[START OF Recorded data]

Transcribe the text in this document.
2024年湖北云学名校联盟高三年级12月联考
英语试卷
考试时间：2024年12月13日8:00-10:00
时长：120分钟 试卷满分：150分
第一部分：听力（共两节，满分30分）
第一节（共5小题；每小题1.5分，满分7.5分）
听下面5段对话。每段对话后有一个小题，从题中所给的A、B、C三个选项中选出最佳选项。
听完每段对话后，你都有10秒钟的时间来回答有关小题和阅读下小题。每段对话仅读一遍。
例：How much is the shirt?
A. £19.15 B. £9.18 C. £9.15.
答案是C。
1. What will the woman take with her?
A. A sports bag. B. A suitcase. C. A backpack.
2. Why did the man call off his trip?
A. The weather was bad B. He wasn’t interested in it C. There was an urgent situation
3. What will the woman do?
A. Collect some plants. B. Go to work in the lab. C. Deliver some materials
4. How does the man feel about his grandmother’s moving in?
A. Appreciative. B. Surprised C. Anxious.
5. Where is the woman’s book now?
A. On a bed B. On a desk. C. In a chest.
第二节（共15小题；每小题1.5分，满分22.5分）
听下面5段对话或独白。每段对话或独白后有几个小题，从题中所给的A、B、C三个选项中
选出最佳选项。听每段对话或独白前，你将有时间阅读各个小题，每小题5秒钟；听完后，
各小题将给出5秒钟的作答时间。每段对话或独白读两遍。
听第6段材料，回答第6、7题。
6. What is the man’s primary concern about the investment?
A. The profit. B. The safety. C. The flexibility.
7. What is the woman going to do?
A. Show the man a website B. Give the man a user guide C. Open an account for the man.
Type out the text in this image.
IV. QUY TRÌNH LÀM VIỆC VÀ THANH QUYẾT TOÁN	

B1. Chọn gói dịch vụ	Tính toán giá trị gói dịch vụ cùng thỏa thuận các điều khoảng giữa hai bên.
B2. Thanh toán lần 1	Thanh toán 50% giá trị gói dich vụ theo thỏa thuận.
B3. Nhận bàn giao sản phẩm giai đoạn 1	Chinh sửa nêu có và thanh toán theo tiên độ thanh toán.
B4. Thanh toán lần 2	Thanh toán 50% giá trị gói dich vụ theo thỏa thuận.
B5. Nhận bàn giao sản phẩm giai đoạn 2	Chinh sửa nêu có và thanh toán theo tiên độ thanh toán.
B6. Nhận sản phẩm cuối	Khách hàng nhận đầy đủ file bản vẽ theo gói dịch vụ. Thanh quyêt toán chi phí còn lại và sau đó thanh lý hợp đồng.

[END OF Recorded data]

(What is expected) Look above for the line containing "Type out the text in this image.", then transcribe it and all lines after it through the last, exactly and with nothing else.

(Response for this exercise)
Type out the text in this image.
IV. QUY TRÌNH LÀM VIỆC VÀ THANH QUYẾT TOÁN	

B1. Chọn gói dịch vụ	Tính toán giá trị gói dịch vụ cùng thỏa thuận các điều khoảng giữa hai bên.
B2. Thanh toán lần 1	Thanh toán 50% giá trị gói dich vụ theo thỏa thuận.
B3. Nhận bàn giao sản phẩm giai đoạn 1	Chinh sửa nêu có và thanh toán theo tiên độ thanh toán.
B4. Thanh toán lần 2	Thanh toán 50% giá trị gói dich vụ theo thỏa thuận.
B5. Nhận bàn giao sản phẩm giai đoạn 2	Chinh sửa nêu có và thanh toán theo tiên độ thanh toán.
B6. Nhận sản phẩm cuối	Khách hàng nhận đầy đủ file bản vẽ theo gói dịch vụ. Thanh quyêt toán chi phí còn lại và sau đó thanh lý hợp đồng.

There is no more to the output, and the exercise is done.